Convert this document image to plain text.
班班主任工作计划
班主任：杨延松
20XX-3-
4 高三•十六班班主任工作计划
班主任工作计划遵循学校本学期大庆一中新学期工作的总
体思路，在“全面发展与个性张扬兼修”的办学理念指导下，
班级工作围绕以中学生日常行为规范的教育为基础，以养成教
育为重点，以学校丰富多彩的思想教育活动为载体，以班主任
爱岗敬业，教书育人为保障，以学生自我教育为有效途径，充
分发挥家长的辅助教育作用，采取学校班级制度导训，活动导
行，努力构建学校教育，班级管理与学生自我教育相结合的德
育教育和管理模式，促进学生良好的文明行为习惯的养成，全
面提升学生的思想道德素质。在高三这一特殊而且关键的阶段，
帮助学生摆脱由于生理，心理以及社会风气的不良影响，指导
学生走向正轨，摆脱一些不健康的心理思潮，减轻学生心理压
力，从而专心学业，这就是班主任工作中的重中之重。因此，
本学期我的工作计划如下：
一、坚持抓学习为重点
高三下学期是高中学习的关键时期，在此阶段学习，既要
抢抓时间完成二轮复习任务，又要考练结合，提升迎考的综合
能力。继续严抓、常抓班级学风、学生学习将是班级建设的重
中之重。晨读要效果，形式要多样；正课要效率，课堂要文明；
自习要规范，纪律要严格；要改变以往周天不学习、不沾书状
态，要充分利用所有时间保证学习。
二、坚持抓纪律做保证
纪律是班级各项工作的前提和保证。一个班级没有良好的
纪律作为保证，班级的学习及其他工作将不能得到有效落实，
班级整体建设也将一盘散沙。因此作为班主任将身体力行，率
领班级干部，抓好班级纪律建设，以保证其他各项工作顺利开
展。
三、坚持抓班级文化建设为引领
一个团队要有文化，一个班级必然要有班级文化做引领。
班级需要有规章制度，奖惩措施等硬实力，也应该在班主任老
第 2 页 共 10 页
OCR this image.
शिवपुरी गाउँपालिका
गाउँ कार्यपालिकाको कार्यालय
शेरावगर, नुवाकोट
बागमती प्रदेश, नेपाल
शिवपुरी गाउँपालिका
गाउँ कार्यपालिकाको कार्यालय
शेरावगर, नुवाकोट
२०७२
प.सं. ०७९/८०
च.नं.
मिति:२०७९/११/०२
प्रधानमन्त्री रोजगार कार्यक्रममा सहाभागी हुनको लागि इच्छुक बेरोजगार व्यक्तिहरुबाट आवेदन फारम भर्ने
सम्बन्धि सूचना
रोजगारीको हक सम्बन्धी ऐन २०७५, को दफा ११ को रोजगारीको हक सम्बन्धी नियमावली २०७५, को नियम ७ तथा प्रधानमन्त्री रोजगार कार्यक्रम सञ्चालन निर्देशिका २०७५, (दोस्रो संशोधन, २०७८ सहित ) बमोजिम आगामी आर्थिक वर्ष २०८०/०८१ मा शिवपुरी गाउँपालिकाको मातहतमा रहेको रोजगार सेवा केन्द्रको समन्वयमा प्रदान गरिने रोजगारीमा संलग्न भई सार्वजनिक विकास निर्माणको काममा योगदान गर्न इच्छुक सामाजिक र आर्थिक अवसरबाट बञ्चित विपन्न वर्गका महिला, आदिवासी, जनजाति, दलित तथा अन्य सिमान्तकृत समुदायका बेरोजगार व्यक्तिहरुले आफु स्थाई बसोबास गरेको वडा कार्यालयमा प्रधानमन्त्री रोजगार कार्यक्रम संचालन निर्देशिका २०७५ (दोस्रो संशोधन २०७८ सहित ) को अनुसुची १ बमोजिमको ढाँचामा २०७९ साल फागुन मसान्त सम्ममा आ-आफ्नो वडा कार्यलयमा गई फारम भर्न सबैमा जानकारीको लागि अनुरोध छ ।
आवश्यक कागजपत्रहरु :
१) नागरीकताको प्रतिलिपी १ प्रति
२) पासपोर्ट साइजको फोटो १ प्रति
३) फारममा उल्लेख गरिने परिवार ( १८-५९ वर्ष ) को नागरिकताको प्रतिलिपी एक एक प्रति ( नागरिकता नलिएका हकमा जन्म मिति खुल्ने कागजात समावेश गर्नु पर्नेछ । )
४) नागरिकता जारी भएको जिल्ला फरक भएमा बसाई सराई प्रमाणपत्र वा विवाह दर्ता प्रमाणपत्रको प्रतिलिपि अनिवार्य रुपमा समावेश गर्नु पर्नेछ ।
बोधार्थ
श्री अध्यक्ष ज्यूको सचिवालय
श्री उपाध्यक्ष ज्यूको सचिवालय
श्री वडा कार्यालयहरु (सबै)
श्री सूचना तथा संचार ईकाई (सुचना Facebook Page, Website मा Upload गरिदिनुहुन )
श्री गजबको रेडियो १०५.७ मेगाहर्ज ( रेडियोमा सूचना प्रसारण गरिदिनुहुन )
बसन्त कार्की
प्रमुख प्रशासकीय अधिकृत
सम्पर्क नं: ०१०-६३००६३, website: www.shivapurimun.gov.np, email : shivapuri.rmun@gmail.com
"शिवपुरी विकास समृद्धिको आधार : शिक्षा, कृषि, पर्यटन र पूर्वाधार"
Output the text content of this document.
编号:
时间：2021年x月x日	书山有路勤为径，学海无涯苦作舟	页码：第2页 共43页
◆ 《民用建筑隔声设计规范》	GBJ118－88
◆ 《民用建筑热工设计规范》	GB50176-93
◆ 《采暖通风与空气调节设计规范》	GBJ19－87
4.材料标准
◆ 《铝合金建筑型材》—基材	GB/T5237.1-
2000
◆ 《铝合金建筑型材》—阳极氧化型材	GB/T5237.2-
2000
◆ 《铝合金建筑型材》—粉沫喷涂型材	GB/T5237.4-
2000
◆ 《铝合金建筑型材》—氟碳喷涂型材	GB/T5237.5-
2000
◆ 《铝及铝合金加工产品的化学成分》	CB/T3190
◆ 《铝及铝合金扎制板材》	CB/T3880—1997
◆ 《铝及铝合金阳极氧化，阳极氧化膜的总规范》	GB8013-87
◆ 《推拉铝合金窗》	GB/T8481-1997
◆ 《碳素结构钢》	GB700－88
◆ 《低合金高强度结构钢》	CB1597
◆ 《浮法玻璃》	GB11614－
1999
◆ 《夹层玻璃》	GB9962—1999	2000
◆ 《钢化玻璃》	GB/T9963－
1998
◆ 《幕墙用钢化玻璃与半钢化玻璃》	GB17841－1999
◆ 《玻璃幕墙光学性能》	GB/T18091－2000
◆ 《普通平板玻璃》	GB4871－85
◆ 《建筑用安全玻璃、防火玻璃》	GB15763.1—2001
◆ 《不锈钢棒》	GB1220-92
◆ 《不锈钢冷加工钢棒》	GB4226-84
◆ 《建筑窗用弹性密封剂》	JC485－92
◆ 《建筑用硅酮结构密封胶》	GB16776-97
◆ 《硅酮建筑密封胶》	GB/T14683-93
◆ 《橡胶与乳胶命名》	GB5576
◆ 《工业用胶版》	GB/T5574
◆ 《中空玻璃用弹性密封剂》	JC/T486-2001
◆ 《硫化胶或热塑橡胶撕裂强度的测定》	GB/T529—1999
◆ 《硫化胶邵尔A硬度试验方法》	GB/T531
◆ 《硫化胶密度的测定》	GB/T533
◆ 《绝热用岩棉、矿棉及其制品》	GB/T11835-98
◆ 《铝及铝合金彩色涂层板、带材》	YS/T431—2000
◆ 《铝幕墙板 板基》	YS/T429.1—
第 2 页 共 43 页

TO DO: Search the records above for "this". Copy each line where it is found.

TASK SOLUTION:
Convert this document image to plain text.
OCR this image.
Output the text content of this document.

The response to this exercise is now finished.